§ Problem to work on: Return all lines that include the string "page".

§ Dataset records:
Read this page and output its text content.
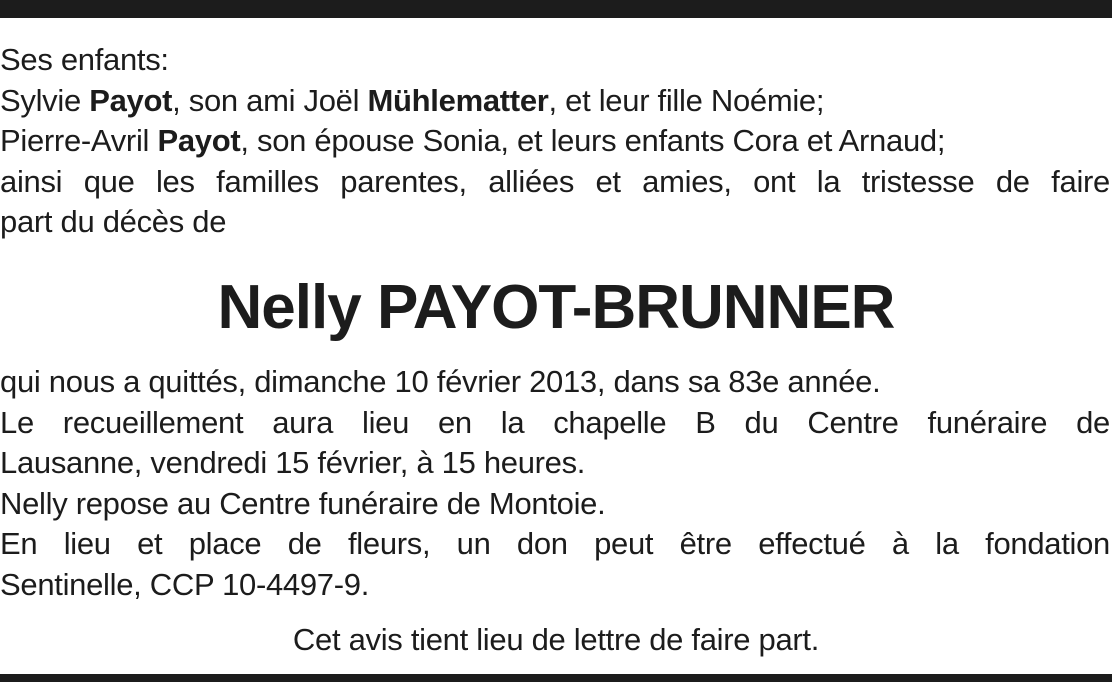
Ses enfants:
Sylvie Payot, son ami Joël Mühlematter, et leur fille Noémie;
Pierre-Avril Payot, son épouse Sonia, et leurs enfants Cora et Arnaud;
ainsi que les familles parentes, alliées et amies, ont la tristesse de faire
part du décès de
Nelly PAYOT-BRUNNER
qui nous a quittés, dimanche 10 février 2013, dans sa 83e année.
Le recueillement aura lieu en la chapelle B du Centre funéraire de
Lausanne, vendredi 15 février, à 15 heures.
Nelly repose au Centre funéraire de Montoie.
En lieu et place de fleurs, un don peut être effectué à la fondation
Sentinelle, CCP 10-4497-9.
Cet avis tient lieu de lettre de faire part.
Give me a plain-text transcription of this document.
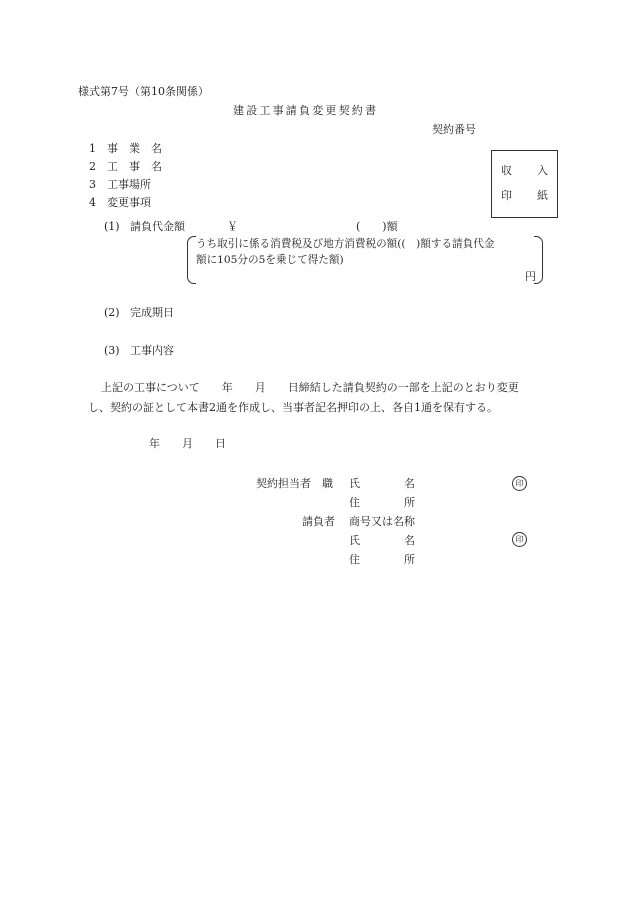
様式第7号（第10条関係）
建設工事請負変更契約書
契約番号
収 入
印 紙
1 事　業　名
2 工　事　名
3 工事場所
4 変更事項
(1) 請負代金額	￥	(　　)額
うち取引に係る消費税及び地方消費税の額((　)額する請負代金
額に105分の5を乗じて得た額)
円
(2) 完成期日
(3) 工事内容
上記の工事について　　年　　月　　日締結した請負契約の一部を上記のとおり変更
し、契約の証として本書2通を作成し、当事者記名押印の上、各自1通を保有する。
年　　月　　日
契約担当者　職 氏　　　　名	印
住　　　　所
請負者 商号又は名称
氏　　　　名	印
住　　　　所
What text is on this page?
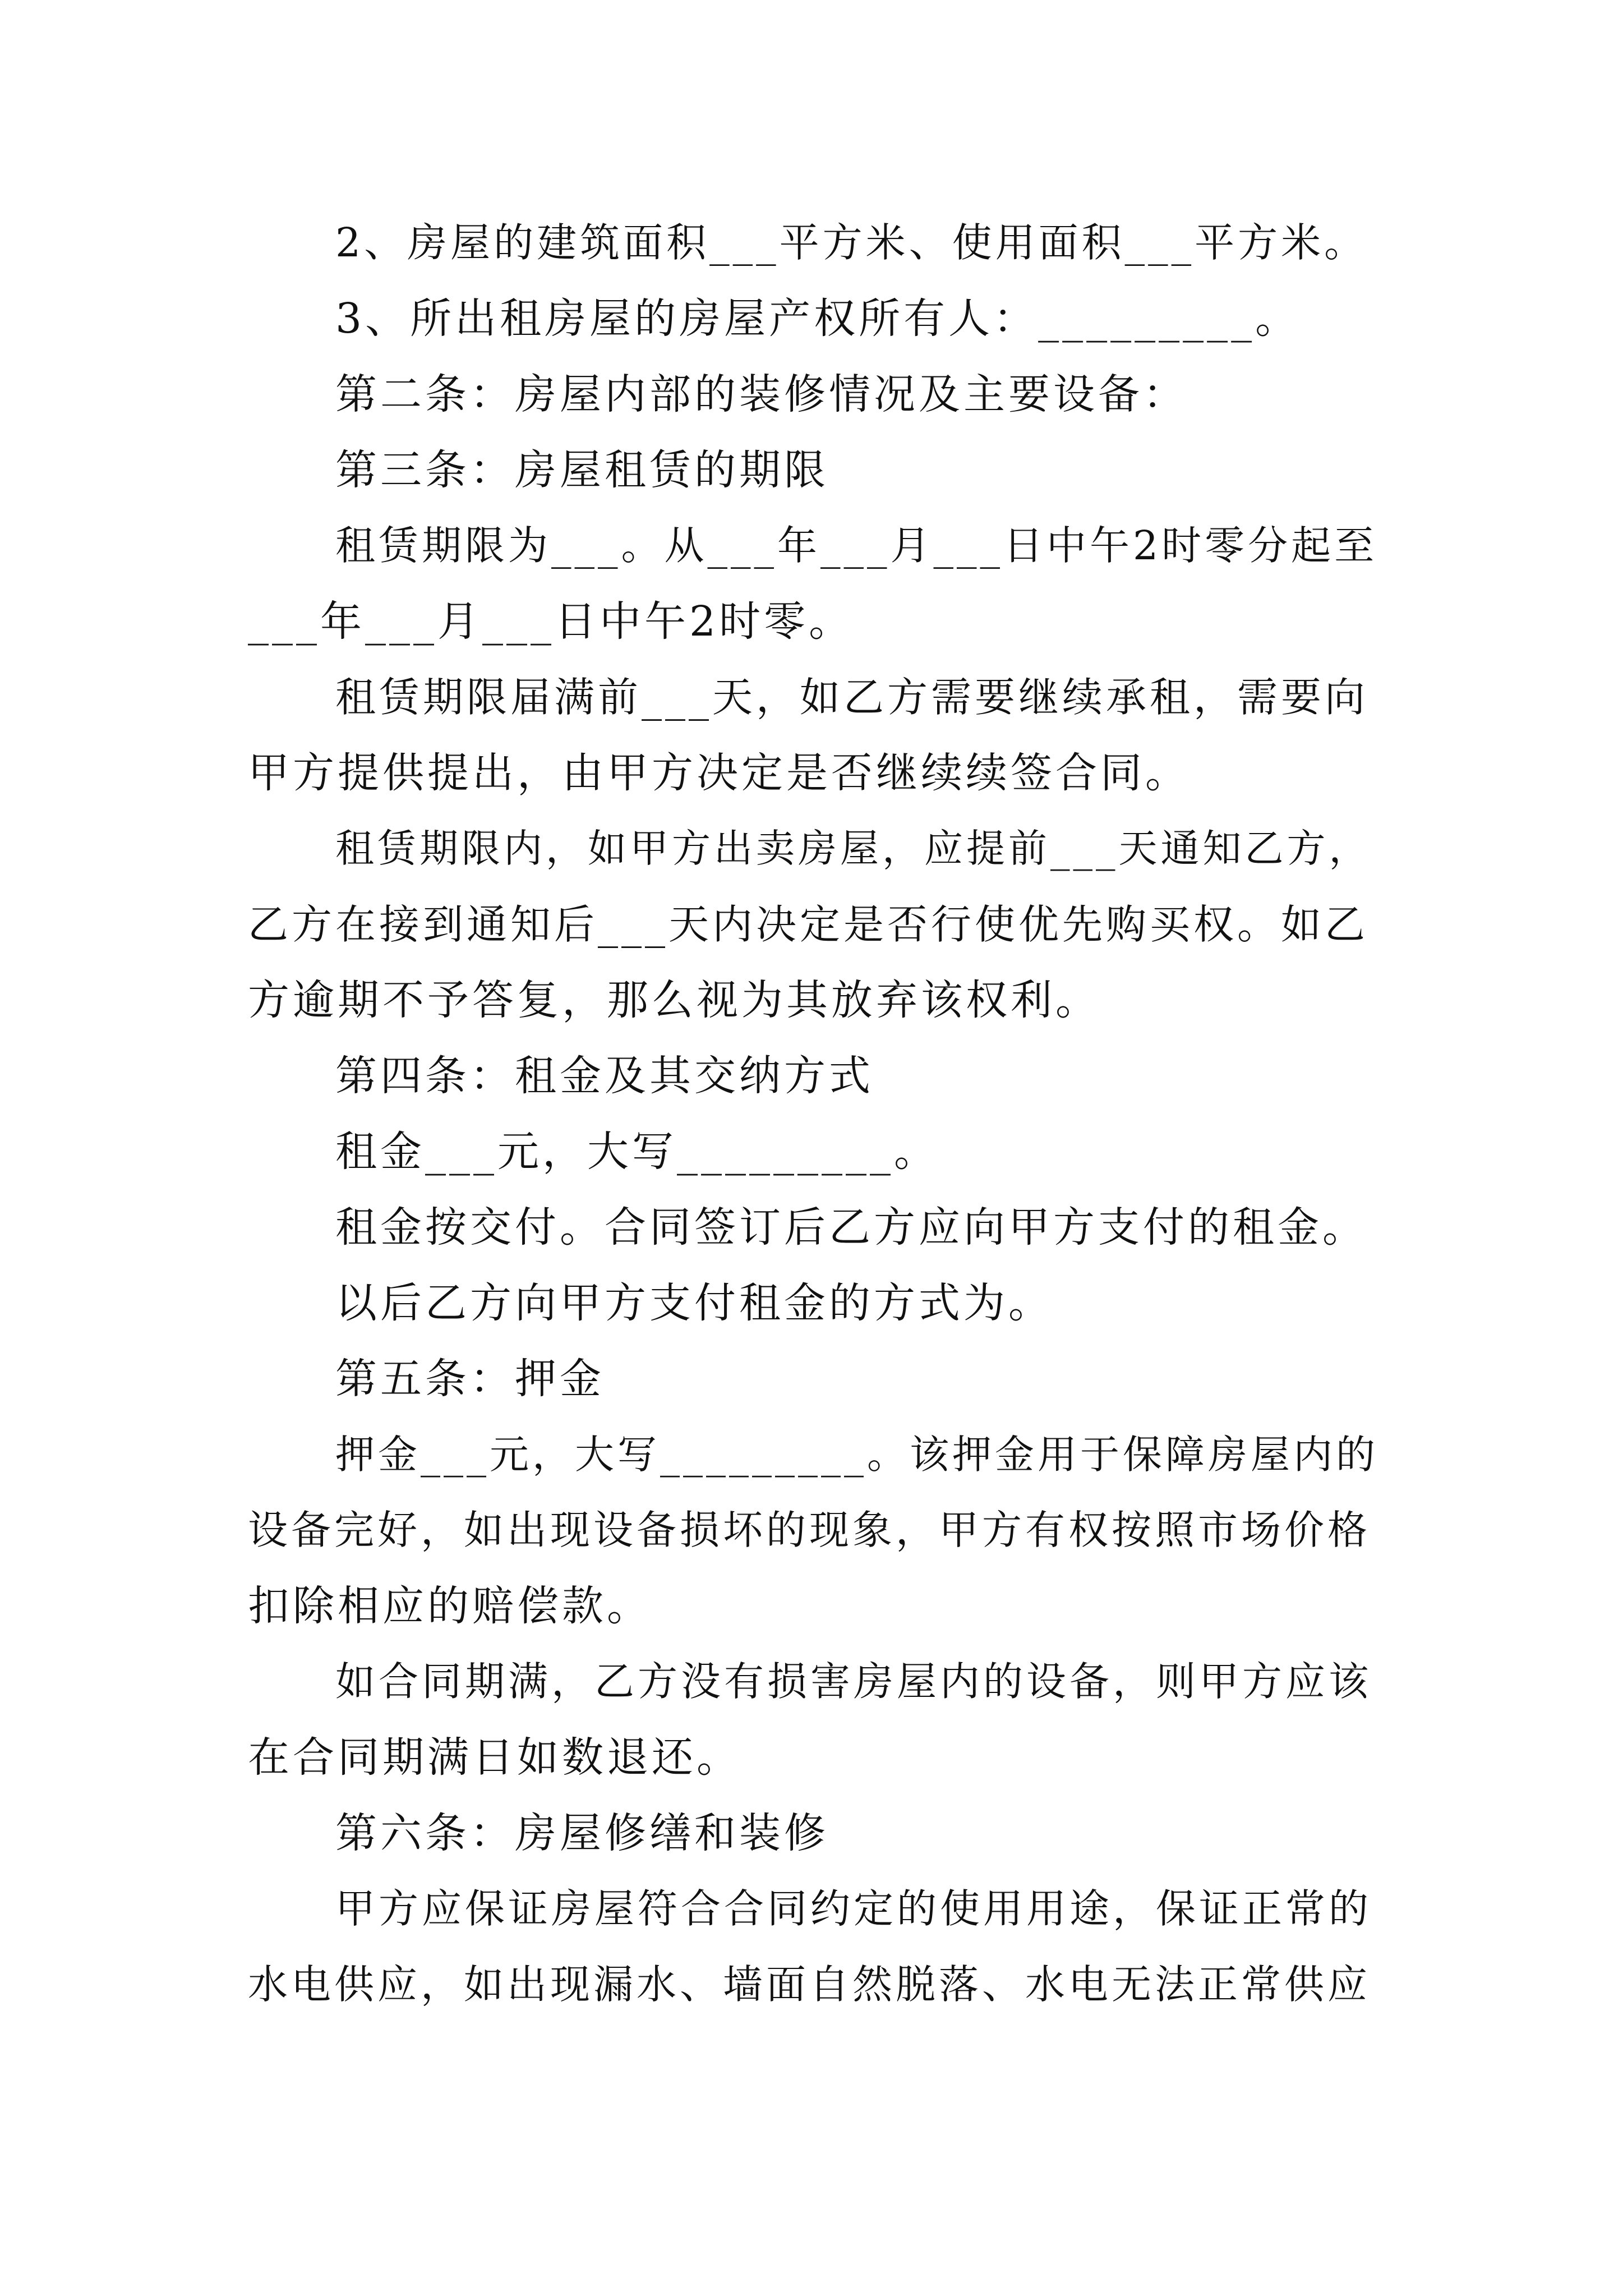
2、房屋的建筑面积___平方米、使用面积___平方米。
3、所出租房屋的房屋产权所有人：_________。
第二条：房屋内部的装修情况及主要设备：
第三条：房屋租赁的期限
租赁期限为___。从___年___月___日中午2时零分起至
___年___月___日中午2时零。
租赁期限届满前___天，如乙方需要继续承租，需要向
甲方提供提出，由甲方决定是否继续续签合同。
租赁期限内，如甲方出卖房屋，应提前___天通知乙方，
乙方在接到通知后___天内决定是否行使优先购买权。如乙
方逾期不予答复，那么视为其放弃该权利。
第四条：租金及其交纳方式
租金___元，大写_________。
租金按交付。合同签订后乙方应向甲方支付的租金。
以后乙方向甲方支付租金的方式为。
第五条：押金
押金___元，大写_________。该押金用于保障房屋内的
设备完好，如出现设备损坏的现象，甲方有权按照市场价格
扣除相应的赔偿款。
如合同期满，乙方没有损害房屋内的设备，则甲方应该
在合同期满日如数退还。
第六条：房屋修缮和装修
甲方应保证房屋符合合同约定的使用用途，保证正常的
水电供应，如出现漏水、墙面自然脱落、水电无法正常供应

§ Correct response:
Read this page and output its text content.
What text is on this page?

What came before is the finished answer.